Dataset items:
__________________________________________________
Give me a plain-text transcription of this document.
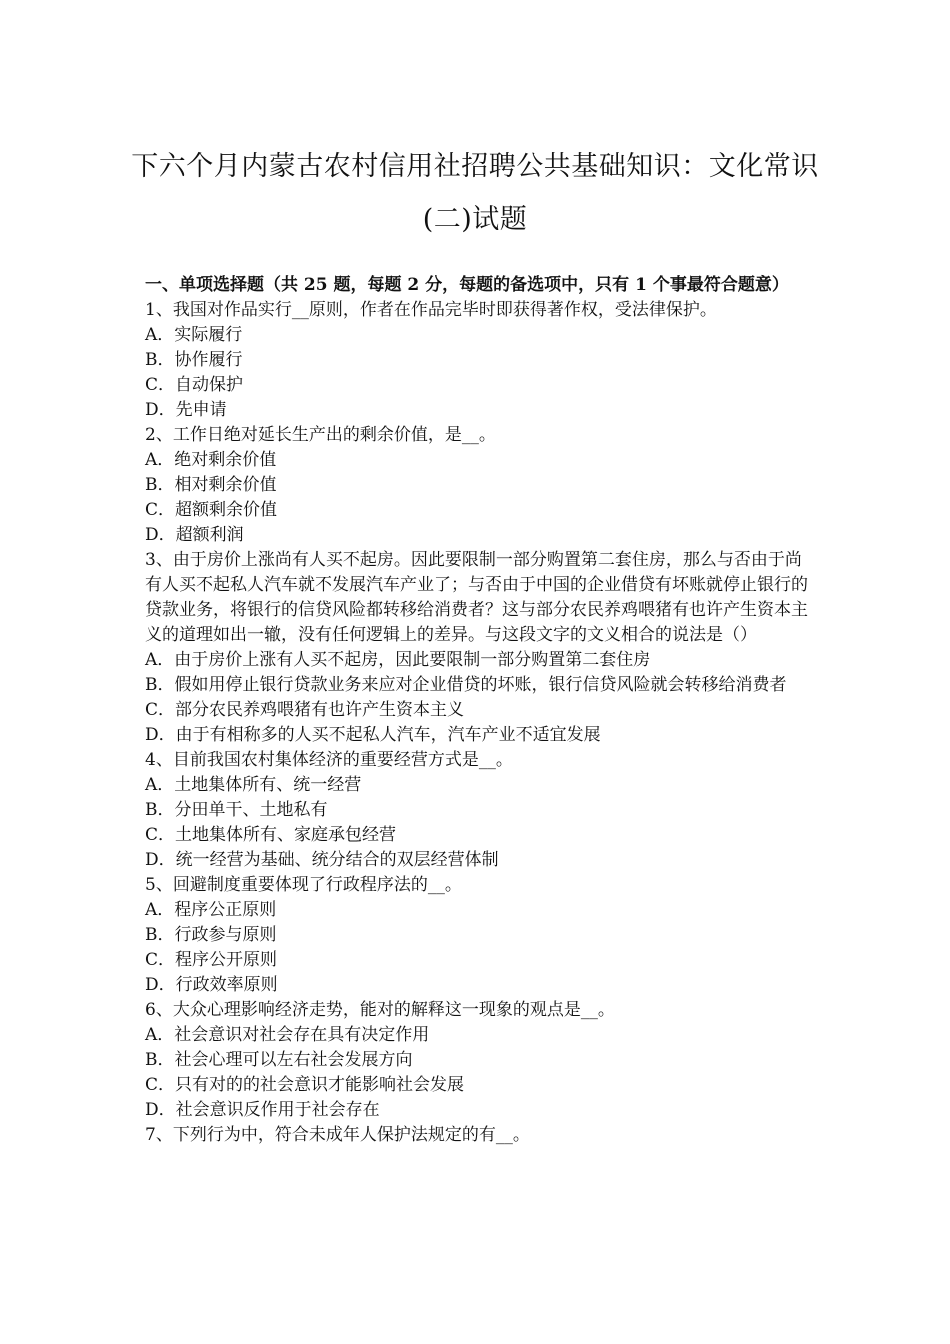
下六个月内蒙古农村信用社招聘公共基础知识：文化常识
(二)试题

一、单项选择题（共 25 题，每题 2 分，每题的备选项中，只有 1 个事最符合题意）

1、我国对作品实行__原则，作者在作品完毕时即获得著作权，受法律保护。

A．实际履行

B．协作履行

C．自动保护

D．先申请

2、工作日绝对延长生产出的剩余价值，是__。

A．绝对剩余价值

B．相对剩余价值

C．超额剩余价值

D．超额利润

3、由于房价上涨尚有人买不起房。因此要限制一部分购置第二套住房，那么与否由于尚有人买不起私人汽车就不发展汽车产业了；与否由于中国的企业借贷有坏账就停止银行的贷款业务，将银行的信贷风险都转移给消费者？这与部分农民养鸡喂猪有也许产生资本主义的道理如出一辙，没有任何逻辑上的差异。与这段文字的文义相合的说法是（）

A．由于房价上涨有人买不起房，因此要限制一部分购置第二套住房

B．假如用停止银行贷款业务来应对企业借贷的坏账，银行信贷风险就会转移给消费者

C．部分农民养鸡喂猪有也许产生资本主义

D．由于有相称多的人买不起私人汽车，汽车产业不适宜发展

4、目前我国农村集体经济的重要经营方式是__。

A．土地集体所有、统一经营

B．分田单干、土地私有

C．土地集体所有、家庭承包经营

D．统一经营为基础、统分结合的双层经营体制

5、回避制度重要体现了行政程序法的__。

A．程序公正原则

B．行政参与原则

C．程序公开原则

D．行政效率原则

6、大众心理影响经济走势，能对的解释这一现象的观点是__。

A．社会意识对社会存在具有决定作用

B．社会心理可以左右社会发展方向

C．只有对的的社会意识才能影响社会发展

D．社会意识反作用于社会存在

7、下列行为中，符合未成年人保护法规定的有__。
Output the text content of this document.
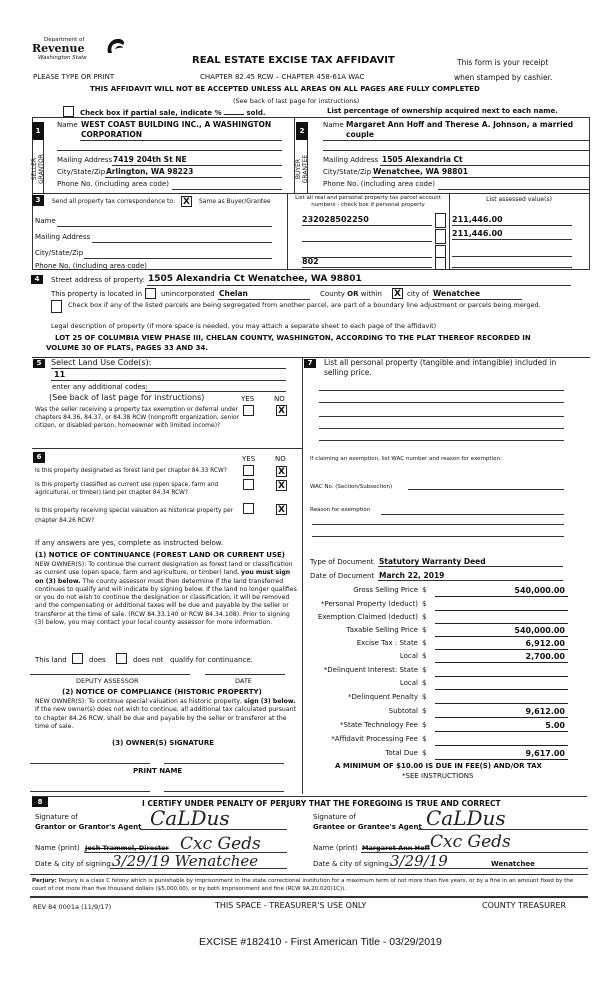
Department of
Revenue
Washington State	REAL ESTATE EXCISE TAX AFFIDAVIT	This form is your receipt
PLEASE TYPE OR PRINT	CHAPTER 82.45 RCW – CHAPTER 458-61A WAC	when stamped by cashier.
THIS AFFIDAVIT WILL NOT BE ACCEPTED UNLESS ALL AREAS ON ALL PAGES ARE FULLY COMPLETED
(See back of last page for instructions)
Check box if partial sale, indicate %	sold.	List percentage of ownership acquired next to each name.
1
SELLER
GRANTOR
Name WEST COAST BUILDING INC., A WASHINGTON
CORPORATION
Mailing Address 7419 204th St NE
City/State/Zip Arlington, WA 98223
Phone No. (including area code)
2
BUYER
GRANTEE
Name Margaret Ann Hoff and Therese A. Johnson, a married
couple
Mailing Address 1505 Alexandria Ct
City/State/Zip Wenatchee, WA 98801
Phone No. (including area code)
3	Send all property tax correspondence to: X	Same as Buyer/Grantee
Name
Mailing Address
City/State/Zip
Phone No. (including area code)
List all real and personal property tax parcel account numbers - check box if personal property
List assessed value(s)
232028502250
802
211,446.00
211,446.00
4	Street address of property: 1505 Alexandria Ct Wenatchee, WA 98801
This property is located in	unincorporated Chelan	County OR within X city of Wenatchee
Check box if any of the listed parcels are being segregated from another parcel, are part of a boundary line adjustment or parcels being merged.
Legal description of property (if more space is needed, you may attach a separate sheet to each page of the affidavit)
LOT 25 OF COLUMBIA VIEW PHASE III, CHELAN COUNTY, WASHINGTON, ACCORDING TO THE PLAT THEREOF RECORDED IN
VOLUME 30 OF PLATS, PAGES 33 AND 34.
5	Select Land Use Code(s):
11
enter any additional codes:
(See back of last page for instructions)	YES	NO
Was the seller receiving a property tax exemption or deferral under chapters 84.36, 84.37, or 84.38 RCW (nonprofit organization, senior citizen, or disabled person, homeowner with limited income)?
X
6	YES	NO
Is this property designated as forest land per chapter 84.33 RCW?	X
Is this property classified as current use (open space, farm and agricultural, or timber) land per chapter 84.34 RCW?
X
Is this property receiving special valuation as historical property per chapter 84.26 RCW?
X
If any answers are yes, complete as instructed below.
(1) NOTICE OF CONTINUANCE (FOREST LAND OR CURRENT USE)
NEW OWNER(S): To continue the current designation as forest land or classification as current use (open space, farm and agriculture, or timber) land, you must sign on (3) below. The county assessor must then determine if the land transferred continues to qualify and will indicate by signing below. If the land no longer qualifies or you do not wish to continue the designation or classification, it will be removed and the compensating or additional taxes will be due and payable by the seller or transferor at the time of sale. (RCW 84.33.140 or RCW 84.34.108). Prior to signing (3) below, you may contact your local county assessor for more information.
This land	does	does not qualify for continuance.
DEPUTY ASSESSOR	DATE
(2) NOTICE OF COMPLIANCE (HISTORIC PROPERTY)
NEW OWNER(S): To continue special valuation as historic property, sign (3) below. If the new owner(s) does not wish to continue, all additional tax calculated pursuant to chapter 84.26 RCW, shall be due and payable by the seller or transferor at the time of sale.
(3) OWNER(S) SIGNATURE
PRINT NAME
7	List all personal property (tangible and intangible) included in selling price.
If claiming an exemption, list WAC number and reason for exemption:
WAC No. (Section/Subsection)
Reason for exemption
Type of Document Statutory Warranty Deed
Date of Document March 22, 2019
Gross Selling Price $	540,000.00
*Personal Property (deduct) $
Exemption Claimed (deduct) $
Taxable Selling Price $	540,000.00
Excise Tax : State $	6,912.00
Local $	2,700.00
*Delinquent Interest: State $
Local $
*Delinquent Penalty $
Subtotal $	9,612.00
*State Technology Fee $	5.00
*Affidavit Processing Fee $
Total Due $	9,617.00
A MINIMUM OF $10.00 IS DUE IN FEE(S) AND/OR TAX
*SEE INSTRUCTIONS
8	I CERTIFY UNDER PENALTY OF PERJURY THAT THE FOREGOING IS TRUE AND CORRECT
Signature of
Grantor or Grantor's Agent CaLDus
Name (print) Josh Trammel, Director Cxc Geds
Date & city of signing:
3/29/19 Wenatchee
Signature of
Grantee or Grantee's Agent CaLDus
Name (print) Margaret Ann Hoff Cxc Geds
Date & city of signing:
3/29/19	Wenatchee
Perjury: Perjury is a class C felony which is punishable by imprisonment in the state correctional institution for a maximum term of not more than five years, or by a fine in an amount fixed by the court of not more than five thousand dollars ($5,000.00), or by both imprisonment and fine (RCW 9A.20.020(1C)).
REV 84 0001a (11/9/17)	THIS SPACE - TREASURER'S USE ONLY	COUNTY TREASURER
EXCISE #182410 - First American Title - 03/29/2019
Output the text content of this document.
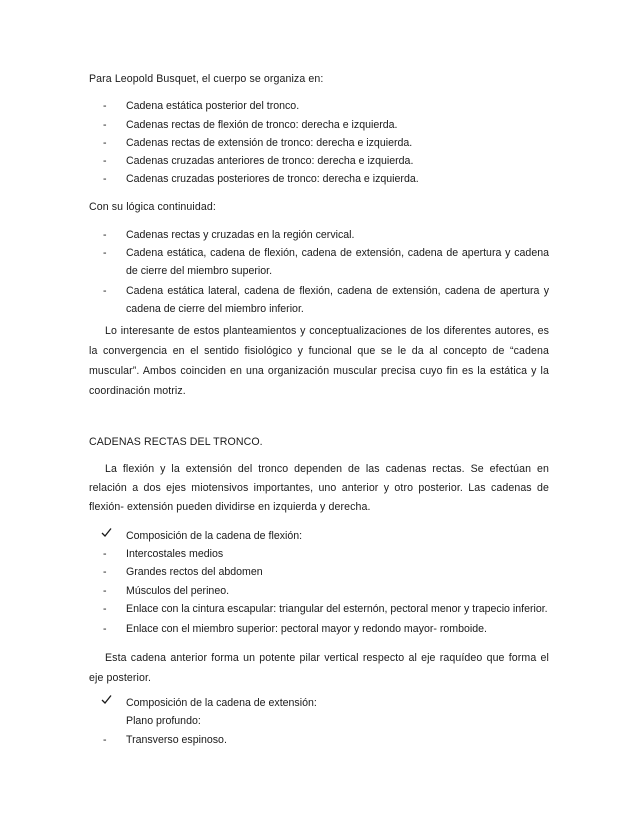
Para Leopold Busquet, el cuerpo se organiza en:
-	Cadena estática posterior del tronco.
-	Cadenas rectas de flexión de tronco: derecha e izquierda.
-	Cadenas rectas de extensión de tronco: derecha e izquierda.
-	Cadenas cruzadas anteriores de tronco: derecha e izquierda.
-	Cadenas cruzadas posteriores de tronco: derecha e izquierda.
Con su lógica continuidad:
-	Cadenas rectas y cruzadas en la región cervical.
-	Cadena estática, cadena de flexión, cadena de extensión, cadena de apertura y cadena de cierre del miembro superior.
-	Cadena estática lateral, cadena de flexión, cadena de extensión, cadena de apertura y cadena de cierre del miembro inferior.
Lo interesante de estos planteamientos y conceptualizaciones de los diferentes autores, es la convergencia en el sentido fisiológico y funcional que se le da al concepto de “cadena muscular”. Ambos coinciden en una organización muscular precisa cuyo fin es la estática y la coordinación motriz.
CADENAS RECTAS DEL TRONCO.
La flexión y la extensión del tronco dependen de las cadenas rectas. Se efectúan en relación a dos ejes miotensivos importantes, uno anterior y otro posterior. Las cadenas de flexión- extensión pueden dividirse en izquierda y derecha.
Composición de la cadena de flexión:
-	Intercostales medios
-	Grandes rectos del abdomen
-	Músculos del perineo.
-	Enlace con la cintura escapular: triangular del esternón, pectoral menor y trapecio inferior.
-	Enlace con el miembro superior: pectoral mayor y redondo mayor- romboide.
Esta cadena anterior forma un potente pilar vertical respecto al eje raquídeo que forma el eje posterior.
Composición de la cadena de extensión:
Plano profundo:
-	Transverso espinoso.
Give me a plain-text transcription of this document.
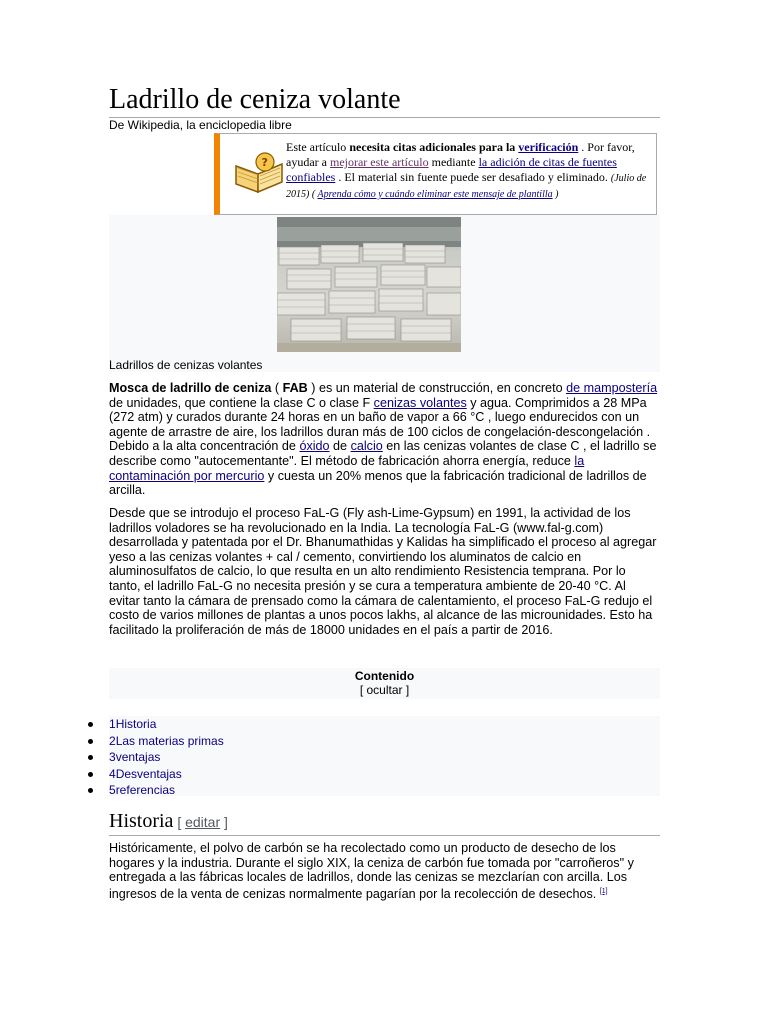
Ladrillo de ceniza volante
De Wikipedia, la enciclopedia libre
?
Este artículo necesita citas adicionales para la verificación . Por favor, ayudar a mejorar este artículo mediante la adición de citas de fuentes confiables . El material sin fuente puede ser desafiado y eliminado. (Julio de 2015) ( Aprenda cómo y cuándo eliminar este mensaje de plantilla )
Ladrillos de cenizas volantes
Mosca de ladrillo de ceniza ( FAB ) es un material de construcción, en concreto de mampostería de unidades, que contiene la clase C o clase F cenizas volantes y agua. Comprimidos a 28 MPa (272 atm) y curados durante 24 horas en un baño de vapor a 66 °C , luego endurecidos con un agente de arrastre de aire, los ladrillos duran más de 100 ciclos de congelación-descongelación . Debido a la alta concentración de óxido de calcio en las cenizas volantes de clase C , el ladrillo se describe como "autocementante". El método de fabricación ahorra energía, reduce la contaminación por mercurio y cuesta un 20% menos que la fabricación tradicional de ladrillos de arcilla.
Desde que se introdujo el proceso FaL-G (Fly ash-Lime-Gypsum) en 1991, la actividad de los ladrillos voladores se ha revolucionado en la India. La tecnología FaL-G (www.fal-g.com) desarrollada y patentada por el Dr. Bhanumathidas y Kalidas ha simplificado el proceso al agregar yeso a las cenizas volantes + cal / cemento, convirtiendo los aluminatos de calcio en aluminosulfatos de calcio, lo que resulta en un alto rendimiento Resistencia temprana. Por lo tanto, el ladrillo FaL-G no necesita presión y se cura a temperatura ambiente de 20-40 °C. Al evitar tanto la cámara de prensado como la cámara de calentamiento, el proceso FaL-G redujo el costo de varios millones de plantas a unos pocos lakhs, al alcance de las microunidades. Esto ha facilitado la proliferación de más de 18000 unidades en el país a partir de 2016.
Contenido
[ ocultar ]
1Historia
2Las materias primas
3ventajas
4Desventajas
5referencias
Historia [ editar ]
Históricamente, el polvo de carbón se ha recolectado como un producto de desecho de los hogares y la industria. Durante el siglo XIX, la ceniza de carbón fue tomada por "carroñeros" y entregada a las fábricas locales de ladrillos, donde las cenizas se mezclarían con arcilla. Los ingresos de la venta de cenizas normalmente pagarían por la recolección de desechos. [1]
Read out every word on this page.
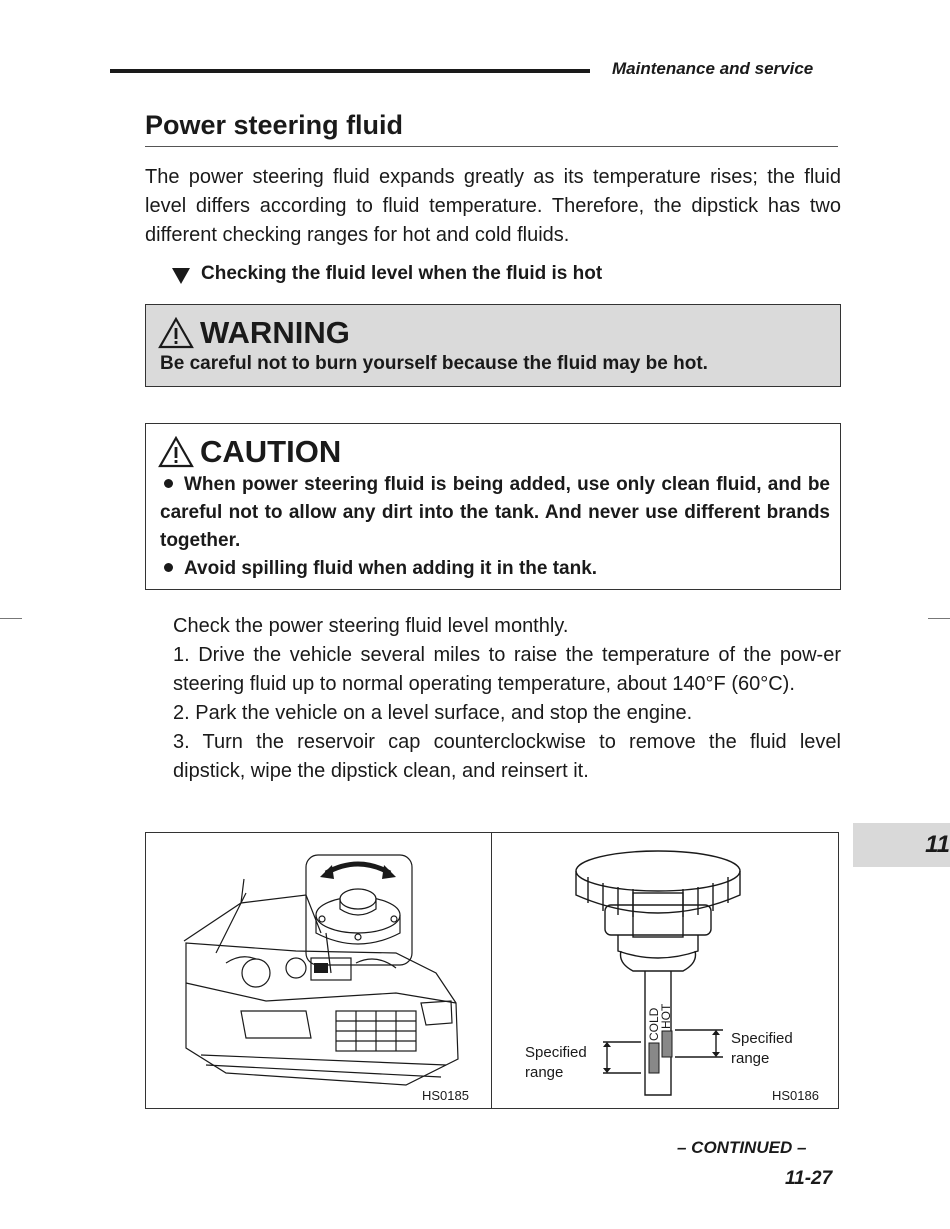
Maintenance and service
11
Power steering fluid

The power steering fluid expands greatly as its temperature rises; the fluid level differs according to fluid temperature. Therefore, the dipstick has two different checking ranges for hot and cold fluids.

Checking the fluid level when the fluid is hot
WARNING
Be careful not to burn yourself because the fluid may be hot.
CAUTION
When power steering fluid is being added, use only clean fluid, and be careful not to allow any dirt into the tank. And never use different brands together.
Avoid spilling fluid when adding it in the tank.

Check the power steering fluid level monthly.

1. Drive the vehicle several miles to raise the temperature of the pow-er steering fluid up to normal operating temperature, about 140°F (60°C).

2. Park the vehicle on a level surface, and stop the engine.

3. Turn the reservoir cap counterclockwise to remove the fluid level dipstick, wipe the dipstick clean, and reinsert it.

COLD
HOT
Specified
range
Specified
range
HS0185	HS0186
– CONTINUED –
11-27
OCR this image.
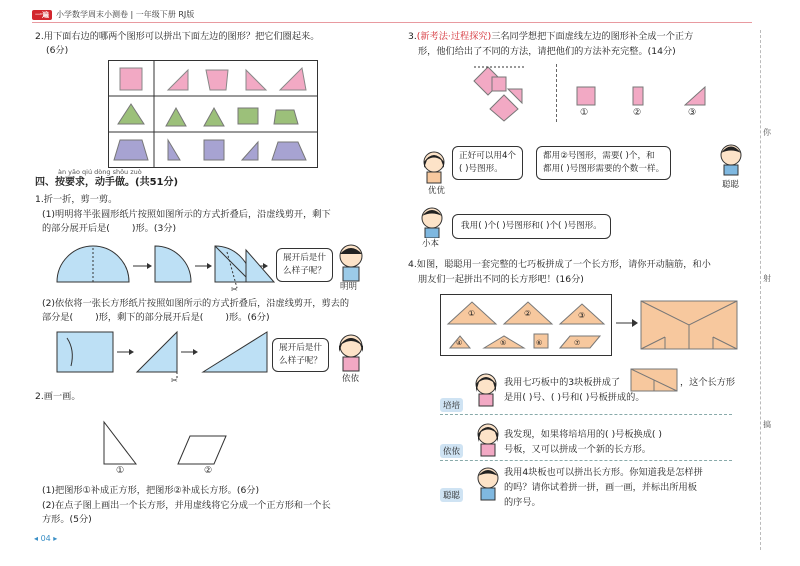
一遍 小学数学周末小测卷 | 一年级下册 RJ版
2.用下面右边的哪两个图形可以拼出下面左边的图形？把它们圈起来。
(6分)
àn yāo qiú dòng shǒu zuò
四、按要求，动手做。(共51分)
1.折一折，剪一剪。
(1)明明将半张圆形纸片按照如图所示的方式折叠后，沿虚线剪开，剩下
的部分展开后是( )形。(3分)
✂
展开后是什
么样子呢？
明明
(2)依依将一张长方形纸片按照如图所示的方式折叠后，沿虚线剪开，剪去的
部分是( )形，剩下的部分展开后是( )形。(6分)
✂
展开后是什
么样子呢？
依依
2.画一画。
①	②
(1)把图形①补成正方形，把图形②补成长方形。(6分)
(2)在点子图上画出一个长方形，并用虚线将它分成一个正方形和一个长
方形。(5分)
◂ 04 ▸
3.(新考法·过程探究)三名同学想把下面虚线左边的图形补全成一个正方
形，他们给出了不同的方法，请把他们的方法补充完整。(14分)
①	②	③
优优
正好可以用4个
( )号图形。
都用②号图形，需要( )个，和
都用( )号图形需要的个数一样。
聪聪
小本
我用( )个( )号图形和( )个( )号图形。
4.如图，聪聪用一套完整的七巧板拼成了一个长方形，请你开动脑筋，和小
朋友们一起拼出不同的长方形吧！(16分)
①	②	③
④	⑤	⑥	⑦
培培
我用七巧板中的3块板拼成了	，这个长方形
是用( )号、( )号和( )号板拼成的。
依依
我发现，如果将培培用的( )号板换成( )
号板，又可以拼成一个新的长方形。
聪聪
我用4块板也可以拼出长方形。你知道我是怎样拼
的吗？请你试着拼一拼，画一画，并标出所用板
的序号。
你
射
搞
__________________________________________________
Goal of the exercise:
List the lines of the records where "Wenatchee" occurs.

Result of the exercise:
City/State/Zip Wenatchee, WA 98801
4	Street address of property: 1505 Alexandria Ct Wenatchee, WA 98801
This property is located in	unincorporated Chelan	County OR within X city of Wenatchee
3/29/19 Wenatchee
3/29/19	Wenatchee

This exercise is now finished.